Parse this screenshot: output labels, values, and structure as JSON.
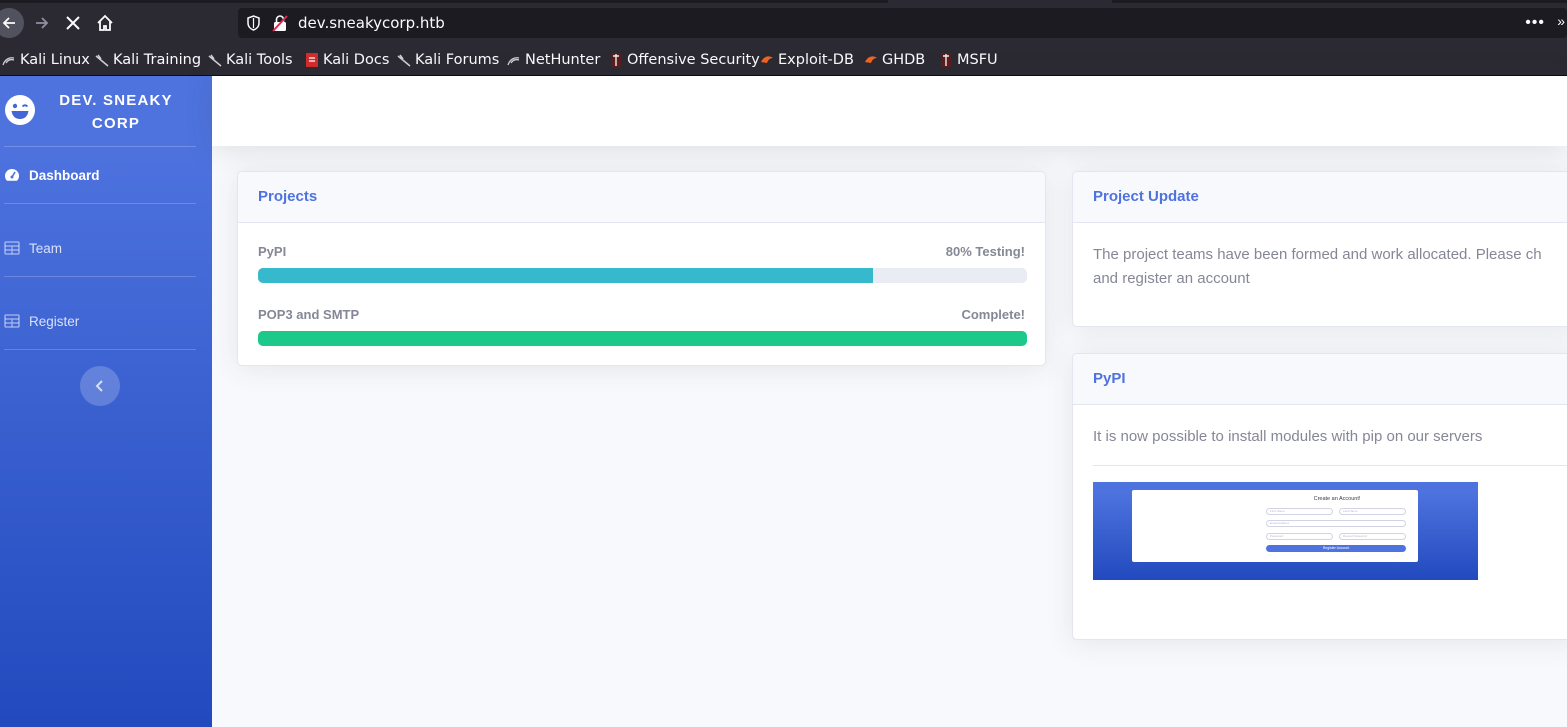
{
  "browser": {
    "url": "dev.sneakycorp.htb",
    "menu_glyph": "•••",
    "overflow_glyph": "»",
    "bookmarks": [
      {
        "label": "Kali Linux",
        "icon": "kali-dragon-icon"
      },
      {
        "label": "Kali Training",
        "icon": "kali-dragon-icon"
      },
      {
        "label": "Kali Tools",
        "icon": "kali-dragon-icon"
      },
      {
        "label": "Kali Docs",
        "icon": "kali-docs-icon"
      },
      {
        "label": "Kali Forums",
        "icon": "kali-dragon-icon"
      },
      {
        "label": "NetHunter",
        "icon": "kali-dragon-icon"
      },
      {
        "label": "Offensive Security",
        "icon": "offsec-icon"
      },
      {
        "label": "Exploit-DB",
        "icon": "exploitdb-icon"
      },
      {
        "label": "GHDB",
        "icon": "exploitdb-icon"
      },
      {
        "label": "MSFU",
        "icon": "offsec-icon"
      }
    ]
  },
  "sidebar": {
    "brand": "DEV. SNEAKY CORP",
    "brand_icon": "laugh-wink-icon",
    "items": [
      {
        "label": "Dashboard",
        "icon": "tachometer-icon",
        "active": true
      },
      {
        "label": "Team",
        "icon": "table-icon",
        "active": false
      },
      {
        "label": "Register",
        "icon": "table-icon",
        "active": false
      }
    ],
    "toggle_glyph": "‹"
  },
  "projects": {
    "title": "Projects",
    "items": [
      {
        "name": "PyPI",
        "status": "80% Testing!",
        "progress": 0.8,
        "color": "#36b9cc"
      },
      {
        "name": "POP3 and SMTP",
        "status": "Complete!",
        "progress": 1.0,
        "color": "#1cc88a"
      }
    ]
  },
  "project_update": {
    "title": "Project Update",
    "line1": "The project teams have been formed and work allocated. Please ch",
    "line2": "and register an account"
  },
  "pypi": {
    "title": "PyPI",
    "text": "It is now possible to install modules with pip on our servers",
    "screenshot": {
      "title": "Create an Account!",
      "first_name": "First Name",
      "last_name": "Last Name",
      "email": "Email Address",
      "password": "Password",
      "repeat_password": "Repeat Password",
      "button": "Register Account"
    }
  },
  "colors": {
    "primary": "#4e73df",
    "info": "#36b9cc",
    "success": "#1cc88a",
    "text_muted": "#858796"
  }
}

==*==

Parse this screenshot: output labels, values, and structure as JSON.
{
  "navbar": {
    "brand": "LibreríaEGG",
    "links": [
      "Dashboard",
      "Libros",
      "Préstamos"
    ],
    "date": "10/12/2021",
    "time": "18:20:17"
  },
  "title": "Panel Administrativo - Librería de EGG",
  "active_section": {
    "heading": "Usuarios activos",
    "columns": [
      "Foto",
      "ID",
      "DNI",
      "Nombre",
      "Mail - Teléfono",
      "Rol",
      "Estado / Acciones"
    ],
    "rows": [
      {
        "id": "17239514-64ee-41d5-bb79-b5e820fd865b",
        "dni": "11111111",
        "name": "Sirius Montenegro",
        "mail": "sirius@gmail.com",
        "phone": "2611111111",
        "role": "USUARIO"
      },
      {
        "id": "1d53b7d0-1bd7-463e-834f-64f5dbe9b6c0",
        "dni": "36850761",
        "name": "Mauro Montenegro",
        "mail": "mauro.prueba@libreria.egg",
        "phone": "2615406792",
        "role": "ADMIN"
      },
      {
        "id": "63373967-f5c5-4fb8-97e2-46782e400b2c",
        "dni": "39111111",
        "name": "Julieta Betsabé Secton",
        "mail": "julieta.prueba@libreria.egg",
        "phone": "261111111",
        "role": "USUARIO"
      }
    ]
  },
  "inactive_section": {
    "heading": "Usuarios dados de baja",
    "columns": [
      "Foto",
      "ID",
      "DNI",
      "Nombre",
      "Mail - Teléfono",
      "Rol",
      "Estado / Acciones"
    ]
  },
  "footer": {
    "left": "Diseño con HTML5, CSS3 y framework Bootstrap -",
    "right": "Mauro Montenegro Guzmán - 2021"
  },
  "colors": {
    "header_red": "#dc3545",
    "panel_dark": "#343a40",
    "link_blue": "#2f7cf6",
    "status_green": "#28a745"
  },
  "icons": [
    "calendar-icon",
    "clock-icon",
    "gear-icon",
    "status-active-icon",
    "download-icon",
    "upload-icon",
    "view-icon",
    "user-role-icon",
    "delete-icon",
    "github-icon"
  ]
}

==*==

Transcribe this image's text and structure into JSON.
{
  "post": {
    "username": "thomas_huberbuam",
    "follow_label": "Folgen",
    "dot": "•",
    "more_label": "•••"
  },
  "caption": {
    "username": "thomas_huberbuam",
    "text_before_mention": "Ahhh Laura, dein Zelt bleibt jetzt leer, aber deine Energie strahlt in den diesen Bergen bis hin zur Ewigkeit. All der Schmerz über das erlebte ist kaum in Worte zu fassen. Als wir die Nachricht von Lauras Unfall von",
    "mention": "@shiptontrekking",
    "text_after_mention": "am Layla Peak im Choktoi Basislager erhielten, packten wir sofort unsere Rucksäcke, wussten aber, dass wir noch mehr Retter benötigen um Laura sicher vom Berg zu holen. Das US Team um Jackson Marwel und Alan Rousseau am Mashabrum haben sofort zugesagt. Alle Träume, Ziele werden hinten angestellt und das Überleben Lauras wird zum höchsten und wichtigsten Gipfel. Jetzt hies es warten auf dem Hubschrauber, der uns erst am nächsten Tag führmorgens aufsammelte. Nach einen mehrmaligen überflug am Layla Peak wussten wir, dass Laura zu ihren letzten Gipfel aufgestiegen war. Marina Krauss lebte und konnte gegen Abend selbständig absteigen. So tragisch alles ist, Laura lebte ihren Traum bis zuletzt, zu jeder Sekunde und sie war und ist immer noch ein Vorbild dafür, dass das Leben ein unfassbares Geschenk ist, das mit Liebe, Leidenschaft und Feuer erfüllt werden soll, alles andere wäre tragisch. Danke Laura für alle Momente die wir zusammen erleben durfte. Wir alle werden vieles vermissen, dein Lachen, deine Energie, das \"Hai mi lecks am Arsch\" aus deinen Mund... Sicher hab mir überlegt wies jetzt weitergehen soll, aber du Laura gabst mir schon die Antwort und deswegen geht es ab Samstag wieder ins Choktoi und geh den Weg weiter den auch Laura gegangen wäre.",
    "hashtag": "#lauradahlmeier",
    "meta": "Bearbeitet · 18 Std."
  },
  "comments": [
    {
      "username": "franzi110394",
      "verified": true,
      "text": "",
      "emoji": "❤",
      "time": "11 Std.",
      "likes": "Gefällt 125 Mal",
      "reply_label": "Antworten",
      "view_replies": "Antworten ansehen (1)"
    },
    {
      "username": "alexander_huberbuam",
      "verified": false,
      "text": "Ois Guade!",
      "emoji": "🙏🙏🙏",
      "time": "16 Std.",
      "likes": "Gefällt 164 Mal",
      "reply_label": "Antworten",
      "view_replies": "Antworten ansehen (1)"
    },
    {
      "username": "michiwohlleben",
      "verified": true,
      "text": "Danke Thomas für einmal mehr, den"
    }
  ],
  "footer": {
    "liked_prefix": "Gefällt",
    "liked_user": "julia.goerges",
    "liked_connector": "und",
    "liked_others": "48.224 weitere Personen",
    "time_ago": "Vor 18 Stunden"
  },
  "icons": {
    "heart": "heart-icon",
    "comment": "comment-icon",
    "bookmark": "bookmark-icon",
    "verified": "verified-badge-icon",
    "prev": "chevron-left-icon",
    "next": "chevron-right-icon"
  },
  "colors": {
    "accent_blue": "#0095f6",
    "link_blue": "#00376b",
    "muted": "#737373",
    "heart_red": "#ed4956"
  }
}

==*==

## What you have to do
Search the data for the string "Usuarios". List each line that has it.

## Response to this exercise
    "heading": "Usuarios activos",
    "heading": "Usuarios dados de baja",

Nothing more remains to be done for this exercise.